___ MATERIAL ___

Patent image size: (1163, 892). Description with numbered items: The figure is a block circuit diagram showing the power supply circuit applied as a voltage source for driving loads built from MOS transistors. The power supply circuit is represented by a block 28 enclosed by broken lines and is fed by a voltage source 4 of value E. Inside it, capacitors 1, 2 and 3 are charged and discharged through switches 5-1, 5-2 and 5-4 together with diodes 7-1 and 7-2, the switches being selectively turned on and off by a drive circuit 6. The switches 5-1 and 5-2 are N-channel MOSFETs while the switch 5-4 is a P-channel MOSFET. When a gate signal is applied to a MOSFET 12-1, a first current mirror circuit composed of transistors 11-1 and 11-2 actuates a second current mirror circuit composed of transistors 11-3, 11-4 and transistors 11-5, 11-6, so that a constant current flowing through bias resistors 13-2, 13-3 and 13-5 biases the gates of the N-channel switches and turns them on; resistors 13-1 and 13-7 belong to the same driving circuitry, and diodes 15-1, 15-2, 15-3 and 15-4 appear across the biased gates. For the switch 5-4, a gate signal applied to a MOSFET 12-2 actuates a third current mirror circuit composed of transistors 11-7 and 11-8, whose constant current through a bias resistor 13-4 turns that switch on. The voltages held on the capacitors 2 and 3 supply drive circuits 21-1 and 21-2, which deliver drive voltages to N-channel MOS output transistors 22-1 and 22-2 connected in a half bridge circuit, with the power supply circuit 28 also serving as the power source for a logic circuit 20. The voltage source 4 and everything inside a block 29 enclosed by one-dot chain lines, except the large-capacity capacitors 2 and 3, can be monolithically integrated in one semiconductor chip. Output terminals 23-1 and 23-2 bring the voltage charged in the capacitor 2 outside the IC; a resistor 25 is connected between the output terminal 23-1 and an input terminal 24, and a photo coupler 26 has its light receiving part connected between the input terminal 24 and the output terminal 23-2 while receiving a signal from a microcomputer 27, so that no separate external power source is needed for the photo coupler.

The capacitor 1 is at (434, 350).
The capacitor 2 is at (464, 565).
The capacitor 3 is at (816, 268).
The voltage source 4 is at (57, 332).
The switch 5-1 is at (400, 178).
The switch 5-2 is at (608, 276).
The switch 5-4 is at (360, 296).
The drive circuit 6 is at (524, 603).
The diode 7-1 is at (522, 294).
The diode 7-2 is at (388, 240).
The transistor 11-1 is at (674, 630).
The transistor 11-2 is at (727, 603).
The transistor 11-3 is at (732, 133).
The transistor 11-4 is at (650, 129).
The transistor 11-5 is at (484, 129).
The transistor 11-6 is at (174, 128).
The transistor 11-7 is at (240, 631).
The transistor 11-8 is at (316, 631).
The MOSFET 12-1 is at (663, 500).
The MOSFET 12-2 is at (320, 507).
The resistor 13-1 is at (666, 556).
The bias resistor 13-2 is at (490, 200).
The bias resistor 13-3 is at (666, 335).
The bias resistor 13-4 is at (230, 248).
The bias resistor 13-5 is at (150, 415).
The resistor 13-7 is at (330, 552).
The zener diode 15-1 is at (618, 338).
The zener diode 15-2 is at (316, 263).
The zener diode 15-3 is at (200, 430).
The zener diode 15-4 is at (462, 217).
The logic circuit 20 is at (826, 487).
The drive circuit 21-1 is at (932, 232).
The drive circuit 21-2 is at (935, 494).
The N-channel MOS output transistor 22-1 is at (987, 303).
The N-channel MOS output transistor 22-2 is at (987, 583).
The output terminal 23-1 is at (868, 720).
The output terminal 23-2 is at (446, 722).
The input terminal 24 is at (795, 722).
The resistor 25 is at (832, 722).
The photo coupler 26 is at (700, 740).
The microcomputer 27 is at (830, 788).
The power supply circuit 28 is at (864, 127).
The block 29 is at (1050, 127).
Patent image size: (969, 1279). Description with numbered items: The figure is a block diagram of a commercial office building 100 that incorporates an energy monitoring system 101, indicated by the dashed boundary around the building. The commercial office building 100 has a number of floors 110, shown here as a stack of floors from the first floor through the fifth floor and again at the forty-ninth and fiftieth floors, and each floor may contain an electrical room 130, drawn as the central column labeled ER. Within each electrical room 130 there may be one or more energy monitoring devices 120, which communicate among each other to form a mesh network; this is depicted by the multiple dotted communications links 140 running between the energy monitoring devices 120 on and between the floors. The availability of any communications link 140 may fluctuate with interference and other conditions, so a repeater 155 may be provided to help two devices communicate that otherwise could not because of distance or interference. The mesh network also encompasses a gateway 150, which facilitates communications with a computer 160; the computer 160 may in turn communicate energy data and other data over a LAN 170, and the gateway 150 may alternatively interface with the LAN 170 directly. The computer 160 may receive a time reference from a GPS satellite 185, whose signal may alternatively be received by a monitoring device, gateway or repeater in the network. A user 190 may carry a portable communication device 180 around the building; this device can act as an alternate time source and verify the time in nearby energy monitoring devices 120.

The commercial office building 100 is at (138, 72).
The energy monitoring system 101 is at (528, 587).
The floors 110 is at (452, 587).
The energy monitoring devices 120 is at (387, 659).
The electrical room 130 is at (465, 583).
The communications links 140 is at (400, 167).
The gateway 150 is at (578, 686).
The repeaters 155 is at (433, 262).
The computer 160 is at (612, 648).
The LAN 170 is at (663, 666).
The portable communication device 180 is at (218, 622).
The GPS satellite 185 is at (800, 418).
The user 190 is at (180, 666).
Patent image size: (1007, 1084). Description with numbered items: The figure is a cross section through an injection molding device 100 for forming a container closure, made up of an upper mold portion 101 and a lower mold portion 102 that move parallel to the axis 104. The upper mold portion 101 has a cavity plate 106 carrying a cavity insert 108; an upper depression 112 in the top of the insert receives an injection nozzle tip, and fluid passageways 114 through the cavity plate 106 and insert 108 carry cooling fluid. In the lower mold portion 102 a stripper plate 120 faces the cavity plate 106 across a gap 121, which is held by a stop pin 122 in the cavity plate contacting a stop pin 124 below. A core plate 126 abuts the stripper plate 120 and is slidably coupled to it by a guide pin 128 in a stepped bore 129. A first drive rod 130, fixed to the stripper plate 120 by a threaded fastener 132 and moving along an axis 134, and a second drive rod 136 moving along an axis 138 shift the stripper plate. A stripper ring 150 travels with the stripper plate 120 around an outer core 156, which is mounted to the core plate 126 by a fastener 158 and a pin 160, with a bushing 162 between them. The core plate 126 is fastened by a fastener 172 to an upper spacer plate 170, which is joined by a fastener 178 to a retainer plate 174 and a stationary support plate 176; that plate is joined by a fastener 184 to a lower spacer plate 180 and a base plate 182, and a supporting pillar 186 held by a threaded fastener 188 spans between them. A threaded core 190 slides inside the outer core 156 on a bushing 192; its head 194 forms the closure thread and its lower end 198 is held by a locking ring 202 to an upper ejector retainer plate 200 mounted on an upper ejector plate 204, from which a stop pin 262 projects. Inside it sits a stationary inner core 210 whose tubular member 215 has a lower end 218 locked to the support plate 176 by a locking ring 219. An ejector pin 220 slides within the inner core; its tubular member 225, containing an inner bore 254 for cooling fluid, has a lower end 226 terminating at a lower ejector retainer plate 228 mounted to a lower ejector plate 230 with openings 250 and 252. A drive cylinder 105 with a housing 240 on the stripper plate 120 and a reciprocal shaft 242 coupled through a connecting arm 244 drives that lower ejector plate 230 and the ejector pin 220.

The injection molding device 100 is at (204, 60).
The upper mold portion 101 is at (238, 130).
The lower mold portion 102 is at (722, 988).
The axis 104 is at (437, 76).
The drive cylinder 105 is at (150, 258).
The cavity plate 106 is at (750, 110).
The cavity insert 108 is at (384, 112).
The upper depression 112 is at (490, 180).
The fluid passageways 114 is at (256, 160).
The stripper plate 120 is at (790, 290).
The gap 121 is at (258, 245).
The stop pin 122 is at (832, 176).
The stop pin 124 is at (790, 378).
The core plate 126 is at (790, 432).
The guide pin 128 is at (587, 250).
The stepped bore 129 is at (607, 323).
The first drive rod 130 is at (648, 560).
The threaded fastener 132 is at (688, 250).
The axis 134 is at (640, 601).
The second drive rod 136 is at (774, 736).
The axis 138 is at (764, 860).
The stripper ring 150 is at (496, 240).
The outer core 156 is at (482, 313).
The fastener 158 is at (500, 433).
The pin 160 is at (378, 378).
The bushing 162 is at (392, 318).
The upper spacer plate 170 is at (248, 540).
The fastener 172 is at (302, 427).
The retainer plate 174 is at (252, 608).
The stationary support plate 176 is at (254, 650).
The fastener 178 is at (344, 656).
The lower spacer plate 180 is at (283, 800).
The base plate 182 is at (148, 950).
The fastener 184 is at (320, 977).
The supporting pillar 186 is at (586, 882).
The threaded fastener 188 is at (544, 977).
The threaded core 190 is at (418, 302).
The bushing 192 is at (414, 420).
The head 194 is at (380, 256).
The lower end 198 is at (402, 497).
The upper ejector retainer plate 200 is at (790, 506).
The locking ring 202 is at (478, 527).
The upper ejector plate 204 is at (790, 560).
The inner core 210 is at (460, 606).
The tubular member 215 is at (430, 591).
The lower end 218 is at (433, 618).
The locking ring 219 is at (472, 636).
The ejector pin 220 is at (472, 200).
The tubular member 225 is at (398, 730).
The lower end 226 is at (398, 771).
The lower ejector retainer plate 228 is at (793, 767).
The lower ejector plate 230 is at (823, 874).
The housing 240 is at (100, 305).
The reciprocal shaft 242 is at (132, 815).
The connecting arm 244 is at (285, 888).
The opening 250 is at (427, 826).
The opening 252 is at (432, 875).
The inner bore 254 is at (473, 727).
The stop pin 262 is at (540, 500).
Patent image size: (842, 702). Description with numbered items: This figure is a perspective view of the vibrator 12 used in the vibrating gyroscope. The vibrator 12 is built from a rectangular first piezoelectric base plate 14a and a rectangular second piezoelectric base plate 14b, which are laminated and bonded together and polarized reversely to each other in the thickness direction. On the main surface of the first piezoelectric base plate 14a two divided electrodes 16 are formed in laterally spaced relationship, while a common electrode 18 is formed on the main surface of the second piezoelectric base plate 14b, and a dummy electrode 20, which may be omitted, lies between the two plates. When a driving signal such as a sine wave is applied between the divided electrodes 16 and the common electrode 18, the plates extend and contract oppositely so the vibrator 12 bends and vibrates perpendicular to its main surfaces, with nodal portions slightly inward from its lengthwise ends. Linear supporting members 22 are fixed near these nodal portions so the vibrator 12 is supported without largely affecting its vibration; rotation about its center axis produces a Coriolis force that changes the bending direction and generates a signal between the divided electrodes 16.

___

* **WHAT YOU WILL DO**
Output the lines starting at the one containing "Patent image size: (969, 1279)." and ending at the one containing "The energy monitoring devices 120 is", copied without any change.

* **RESULT FOR THIS TASK**
Patent image size: (969, 1279). Description with numbered items: The figure is a block diagram of a commercial office building 100 that incorporates an energy monitoring system 101, indicated by the dashed boundary around the building. The commercial office building 100 has a number of floors 110, shown here as a stack of floors from the first floor through the fifth floor and again at the forty-ninth and fiftieth floors, and each floor may contain an electrical room 130, drawn as the central column labeled ER. Within each electrical room 130 there may be one or more energy monitoring devices 120, which communicate among each other to form a mesh network; this is depicted by the multiple dotted communications links 140 running between the energy monitoring devices 120 on and between the floors. The availability of any communications link 140 may fluctuate with interference and other conditions, so a repeater 155 may be provided to help two devices communicate that otherwise could not because of distance or interference. The mesh network also encompasses a gateway 150, which facilitates communications with a computer 160; the computer 160 may in turn communicate energy data and other data over a LAN 170, and the gateway 150 may alternatively interface with the LAN 170 directly. The computer 160 may receive a time reference from a GPS satellite 185, whose signal may alternatively be received by a monitoring device, gateway or repeater in the network. A user 190 may carry a portable communication device 180 around the building; this device can act as an alternate time source and verify the time in nearby energy monitoring devices 120.

The commercial office building 100 is at (138, 72).
The energy monitoring system 101 is at (528, 587).
The floors 110 is at (452, 587).
The energy monitoring devices 120 is at (387, 659).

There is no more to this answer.